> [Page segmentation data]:
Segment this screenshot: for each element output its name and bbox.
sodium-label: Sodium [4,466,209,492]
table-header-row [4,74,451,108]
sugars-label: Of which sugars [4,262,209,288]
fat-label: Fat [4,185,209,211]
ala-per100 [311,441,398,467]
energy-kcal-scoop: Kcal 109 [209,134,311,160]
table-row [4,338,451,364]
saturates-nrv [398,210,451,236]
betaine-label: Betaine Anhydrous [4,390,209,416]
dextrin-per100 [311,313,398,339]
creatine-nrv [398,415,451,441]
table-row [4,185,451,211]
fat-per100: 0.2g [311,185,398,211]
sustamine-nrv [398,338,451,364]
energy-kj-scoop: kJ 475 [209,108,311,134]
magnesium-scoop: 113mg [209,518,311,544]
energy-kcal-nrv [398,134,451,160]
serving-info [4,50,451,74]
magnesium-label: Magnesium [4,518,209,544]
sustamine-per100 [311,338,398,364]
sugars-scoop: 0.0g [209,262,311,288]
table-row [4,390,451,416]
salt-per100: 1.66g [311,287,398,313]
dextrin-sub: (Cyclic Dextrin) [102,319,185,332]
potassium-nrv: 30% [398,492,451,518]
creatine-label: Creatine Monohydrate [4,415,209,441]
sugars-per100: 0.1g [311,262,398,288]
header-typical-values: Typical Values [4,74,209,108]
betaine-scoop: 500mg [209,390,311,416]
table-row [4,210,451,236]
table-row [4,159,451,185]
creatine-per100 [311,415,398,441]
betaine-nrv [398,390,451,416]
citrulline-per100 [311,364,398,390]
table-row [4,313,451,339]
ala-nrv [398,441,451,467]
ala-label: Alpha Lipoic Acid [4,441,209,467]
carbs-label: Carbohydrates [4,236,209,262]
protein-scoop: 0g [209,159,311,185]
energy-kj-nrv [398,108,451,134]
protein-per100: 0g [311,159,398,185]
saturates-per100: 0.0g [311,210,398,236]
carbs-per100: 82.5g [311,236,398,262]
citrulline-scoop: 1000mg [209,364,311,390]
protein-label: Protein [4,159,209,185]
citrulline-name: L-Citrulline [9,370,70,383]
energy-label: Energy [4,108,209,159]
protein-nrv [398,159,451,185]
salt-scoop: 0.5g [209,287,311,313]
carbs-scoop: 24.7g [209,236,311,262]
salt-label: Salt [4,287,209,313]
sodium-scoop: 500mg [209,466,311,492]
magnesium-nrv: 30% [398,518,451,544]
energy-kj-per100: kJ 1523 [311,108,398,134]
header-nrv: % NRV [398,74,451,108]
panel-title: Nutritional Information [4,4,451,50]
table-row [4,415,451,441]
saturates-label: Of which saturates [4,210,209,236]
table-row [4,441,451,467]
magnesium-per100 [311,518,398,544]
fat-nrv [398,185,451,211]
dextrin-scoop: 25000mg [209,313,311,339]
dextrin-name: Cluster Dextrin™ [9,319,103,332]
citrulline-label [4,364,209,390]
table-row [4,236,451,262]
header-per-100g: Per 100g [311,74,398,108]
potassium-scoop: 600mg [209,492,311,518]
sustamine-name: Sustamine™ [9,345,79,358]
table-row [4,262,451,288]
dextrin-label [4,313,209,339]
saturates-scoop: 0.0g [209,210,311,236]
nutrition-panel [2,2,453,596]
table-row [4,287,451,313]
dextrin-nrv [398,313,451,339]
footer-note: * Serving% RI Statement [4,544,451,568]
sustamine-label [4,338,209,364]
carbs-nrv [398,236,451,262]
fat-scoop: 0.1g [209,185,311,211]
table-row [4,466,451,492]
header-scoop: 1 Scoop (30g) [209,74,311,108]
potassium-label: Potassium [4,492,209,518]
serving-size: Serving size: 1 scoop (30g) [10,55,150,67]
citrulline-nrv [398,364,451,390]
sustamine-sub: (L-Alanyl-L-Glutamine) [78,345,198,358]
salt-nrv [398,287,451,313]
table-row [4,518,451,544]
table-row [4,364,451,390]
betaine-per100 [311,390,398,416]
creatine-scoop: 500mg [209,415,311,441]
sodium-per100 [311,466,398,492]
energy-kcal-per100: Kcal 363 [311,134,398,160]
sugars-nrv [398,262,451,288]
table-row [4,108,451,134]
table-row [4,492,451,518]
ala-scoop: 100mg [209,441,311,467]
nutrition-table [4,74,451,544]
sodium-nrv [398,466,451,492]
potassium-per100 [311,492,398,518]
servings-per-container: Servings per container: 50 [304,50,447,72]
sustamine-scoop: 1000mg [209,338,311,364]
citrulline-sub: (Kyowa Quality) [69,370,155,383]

> [The problem]: Every line of the data above should be copied exactly.

> [Solution to the exercise]:
Segment this screenshot: for each element output its name and bbox.
sodium-label: Sodium [4,466,209,492]
table-header-row [4,74,451,108]
sugars-label: Of which sugars [4,262,209,288]
fat-label: Fat [4,185,209,211]
ala-per100 [311,441,398,467]
energy-kcal-scoop: Kcal 109 [209,134,311,160]
table-row [4,338,451,364]
saturates-nrv [398,210,451,236]
betaine-label: Betaine Anhydrous [4,390,209,416]
dextrin-per100 [311,313,398,339]
creatine-nrv [398,415,451,441]
table-row [4,185,451,211]
fat-per100: 0.2g [311,185,398,211]
sustamine-nrv [398,338,451,364]
energy-kj-scoop: kJ 475 [209,108,311,134]
magnesium-scoop: 113mg [209,518,311,544]
energy-kcal-nrv [398,134,451,160]
serving-info [4,50,451,74]
magnesium-label: Magnesium [4,518,209,544]
sustamine-per100 [311,338,398,364]
sugars-scoop: 0.0g [209,262,311,288]
table-row [4,390,451,416]
salt-per100: 1.66g [311,287,398,313]
dextrin-sub: (Cyclic Dextrin) [102,319,185,332]
potassium-nrv: 30% [398,492,451,518]
creatine-label: Creatine Monohydrate [4,415,209,441]
sugars-per100: 0.1g [311,262,398,288]
header-typical-values: Typical Values [4,74,209,108]
betaine-scoop: 500mg [209,390,311,416]
table-row [4,210,451,236]
table-row [4,159,451,185]
creatine-per100 [311,415,398,441]
betaine-nrv [398,390,451,416]
citrulline-per100 [311,364,398,390]
table-row [4,313,451,339]
ala-nrv [398,441,451,467]
ala-label: Alpha Lipoic Acid [4,441,209,467]
carbs-label: Carbohydrates [4,236,209,262]
protein-scoop: 0g [209,159,311,185]
energy-kj-nrv [398,108,451,134]
protein-per100: 0g [311,159,398,185]
saturates-per100: 0.0g [311,210,398,236]
carbs-per100: 82.5g [311,236,398,262]
citrulline-scoop: 1000mg [209,364,311,390]
protein-label: Protein [4,159,209,185]
citrulline-name: L-Citrulline [9,370,70,383]
energy-label: Energy [4,108,209,159]
protein-nrv [398,159,451,185]
salt-scoop: 0.5g [209,287,311,313]
carbs-scoop: 24.7g [209,236,311,262]
salt-label: Salt [4,287,209,313]
sodium-scoop: 500mg [209,466,311,492]
magnesium-nrv: 30% [398,518,451,544]
energy-kj-per100: kJ 1523 [311,108,398,134]
header-nrv: % NRV [398,74,451,108]
panel-title: Nutritional Information [4,4,451,50]
table-row [4,415,451,441]
saturates-label: Of which saturates [4,210,209,236]
table-row [4,441,451,467]
magnesium-per100 [311,518,398,544]
fat-nrv [398,185,451,211]
dextrin-scoop: 25000mg [209,313,311,339]
dextrin-name: Cluster Dextrin™ [9,319,103,332]
citrulline-label [4,364,209,390]
table-row [4,236,451,262]
header-per-100g: Per 100g [311,74,398,108]
potassium-scoop: 600mg [209,492,311,518]
sustamine-name: Sustamine™ [9,345,79,358]
table-row [4,262,451,288]
dextrin-label [4,313,209,339]
saturates-scoop: 0.0g [209,210,311,236]
nutrition-panel [2,2,453,596]
table-row [4,287,451,313]
dextrin-nrv [398,313,451,339]
footer-note: * Serving% RI Statement [4,544,451,568]
sustamine-label [4,338,209,364]
carbs-nrv [398,236,451,262]
fat-scoop: 0.1g [209,185,311,211]
table-row [4,466,451,492]
header-scoop: 1 Scoop (30g) [209,74,311,108]
potassium-label: Potassium [4,492,209,518]
serving-size: Serving size: 1 scoop (30g) [10,55,150,67]
citrulline-nrv [398,364,451,390]
sustamine-sub: (L-Alanyl-L-Glutamine) [78,345,198,358]
salt-nrv [398,287,451,313]
table-row [4,518,451,544]
table-row [4,364,451,390]
betaine-per100 [311,390,398,416]
creatine-scoop: 500mg [209,415,311,441]
sodium-per100 [311,466,398,492]
energy-kcal-per100: Kcal 363 [311,134,398,160]
sugars-nrv [398,262,451,288]
table-row [4,108,451,134]
table-row [4,492,451,518]
ala-scoop: 100mg [209,441,311,467]
nutrition-table [4,74,451,544]
sodium-nrv [398,466,451,492]
potassium-per100 [311,492,398,518]
servings-per-container: Servings per container: 50 [304,50,447,72]
sustamine-scoop: 1000mg [209,338,311,364]
citrulline-sub: (Kyowa Quality) [69,370,155,383]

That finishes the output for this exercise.